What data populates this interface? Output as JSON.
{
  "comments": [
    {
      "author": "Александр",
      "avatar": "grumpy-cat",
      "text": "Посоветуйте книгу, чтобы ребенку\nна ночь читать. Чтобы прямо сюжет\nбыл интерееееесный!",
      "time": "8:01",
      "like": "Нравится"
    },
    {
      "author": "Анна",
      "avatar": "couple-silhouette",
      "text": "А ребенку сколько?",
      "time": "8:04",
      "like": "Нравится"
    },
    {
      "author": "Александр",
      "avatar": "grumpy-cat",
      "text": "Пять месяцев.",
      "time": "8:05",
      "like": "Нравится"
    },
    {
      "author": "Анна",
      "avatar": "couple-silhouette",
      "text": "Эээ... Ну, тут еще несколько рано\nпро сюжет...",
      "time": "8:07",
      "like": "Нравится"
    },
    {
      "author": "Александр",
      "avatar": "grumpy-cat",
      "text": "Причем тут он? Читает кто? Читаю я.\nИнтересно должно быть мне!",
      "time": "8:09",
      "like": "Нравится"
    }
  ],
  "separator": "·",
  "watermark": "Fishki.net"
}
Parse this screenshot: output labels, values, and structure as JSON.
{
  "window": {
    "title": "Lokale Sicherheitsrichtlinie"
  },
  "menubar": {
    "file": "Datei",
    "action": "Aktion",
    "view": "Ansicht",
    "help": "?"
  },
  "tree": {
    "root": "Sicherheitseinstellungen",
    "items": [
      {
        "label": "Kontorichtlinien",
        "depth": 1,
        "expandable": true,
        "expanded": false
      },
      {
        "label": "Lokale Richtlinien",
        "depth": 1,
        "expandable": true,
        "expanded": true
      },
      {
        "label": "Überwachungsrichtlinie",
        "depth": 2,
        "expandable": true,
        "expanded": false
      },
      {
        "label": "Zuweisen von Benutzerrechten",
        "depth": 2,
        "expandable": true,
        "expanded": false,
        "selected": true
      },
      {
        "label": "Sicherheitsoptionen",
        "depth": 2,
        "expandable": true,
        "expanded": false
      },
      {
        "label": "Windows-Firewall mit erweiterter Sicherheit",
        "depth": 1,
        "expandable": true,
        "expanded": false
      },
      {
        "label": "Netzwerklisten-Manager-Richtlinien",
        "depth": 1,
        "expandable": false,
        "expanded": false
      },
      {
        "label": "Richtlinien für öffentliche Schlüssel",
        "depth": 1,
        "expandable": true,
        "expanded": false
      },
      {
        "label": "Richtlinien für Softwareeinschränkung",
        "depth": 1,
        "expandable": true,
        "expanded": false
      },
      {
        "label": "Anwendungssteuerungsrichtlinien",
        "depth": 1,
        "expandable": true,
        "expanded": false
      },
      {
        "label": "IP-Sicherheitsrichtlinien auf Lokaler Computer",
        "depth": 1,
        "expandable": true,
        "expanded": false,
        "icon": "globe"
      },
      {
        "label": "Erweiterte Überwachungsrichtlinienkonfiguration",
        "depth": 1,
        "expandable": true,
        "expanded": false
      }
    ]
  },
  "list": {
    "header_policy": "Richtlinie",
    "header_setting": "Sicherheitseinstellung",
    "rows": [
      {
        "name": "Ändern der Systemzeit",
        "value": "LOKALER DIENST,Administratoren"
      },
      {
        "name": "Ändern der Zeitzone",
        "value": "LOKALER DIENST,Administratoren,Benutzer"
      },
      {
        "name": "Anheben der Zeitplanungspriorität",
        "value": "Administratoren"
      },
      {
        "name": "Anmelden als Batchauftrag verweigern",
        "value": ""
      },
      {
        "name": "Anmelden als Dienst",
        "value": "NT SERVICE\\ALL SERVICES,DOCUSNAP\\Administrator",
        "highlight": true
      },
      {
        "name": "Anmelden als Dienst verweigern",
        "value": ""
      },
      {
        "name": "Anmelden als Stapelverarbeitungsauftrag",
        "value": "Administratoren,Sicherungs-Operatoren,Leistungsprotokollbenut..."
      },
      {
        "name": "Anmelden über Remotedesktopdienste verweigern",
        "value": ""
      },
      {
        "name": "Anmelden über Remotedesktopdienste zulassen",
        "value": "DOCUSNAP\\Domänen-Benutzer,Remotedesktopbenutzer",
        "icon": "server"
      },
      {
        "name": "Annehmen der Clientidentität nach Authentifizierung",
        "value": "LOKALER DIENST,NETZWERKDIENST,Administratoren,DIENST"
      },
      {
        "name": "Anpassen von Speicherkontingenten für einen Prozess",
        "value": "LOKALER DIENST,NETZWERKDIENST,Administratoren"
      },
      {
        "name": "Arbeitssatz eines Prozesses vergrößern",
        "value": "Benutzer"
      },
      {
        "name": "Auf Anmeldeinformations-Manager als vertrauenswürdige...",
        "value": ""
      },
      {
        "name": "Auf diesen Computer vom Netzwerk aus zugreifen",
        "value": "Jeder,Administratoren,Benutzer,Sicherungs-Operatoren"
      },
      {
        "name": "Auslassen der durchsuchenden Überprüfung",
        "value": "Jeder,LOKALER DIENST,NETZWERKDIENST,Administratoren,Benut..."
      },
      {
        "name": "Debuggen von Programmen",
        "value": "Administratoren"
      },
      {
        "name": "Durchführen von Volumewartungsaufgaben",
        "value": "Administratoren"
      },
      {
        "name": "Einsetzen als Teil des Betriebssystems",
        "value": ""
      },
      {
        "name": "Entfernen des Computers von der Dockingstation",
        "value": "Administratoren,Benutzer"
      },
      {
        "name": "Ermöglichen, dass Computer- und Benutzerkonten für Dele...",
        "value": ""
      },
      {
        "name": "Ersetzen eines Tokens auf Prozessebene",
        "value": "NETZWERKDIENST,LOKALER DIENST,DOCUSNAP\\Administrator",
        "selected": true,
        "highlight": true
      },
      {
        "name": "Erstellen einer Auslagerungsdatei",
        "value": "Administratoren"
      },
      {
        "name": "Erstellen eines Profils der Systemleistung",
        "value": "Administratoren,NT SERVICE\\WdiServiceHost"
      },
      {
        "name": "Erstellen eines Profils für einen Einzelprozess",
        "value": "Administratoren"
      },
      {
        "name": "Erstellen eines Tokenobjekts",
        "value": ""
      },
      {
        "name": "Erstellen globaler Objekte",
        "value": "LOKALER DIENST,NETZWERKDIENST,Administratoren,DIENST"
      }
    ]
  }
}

-.-.-

# [Exercise task]
How many lines in the records hold the string "einen"? Reply with the number alone.

# [Solution to this exercise]
2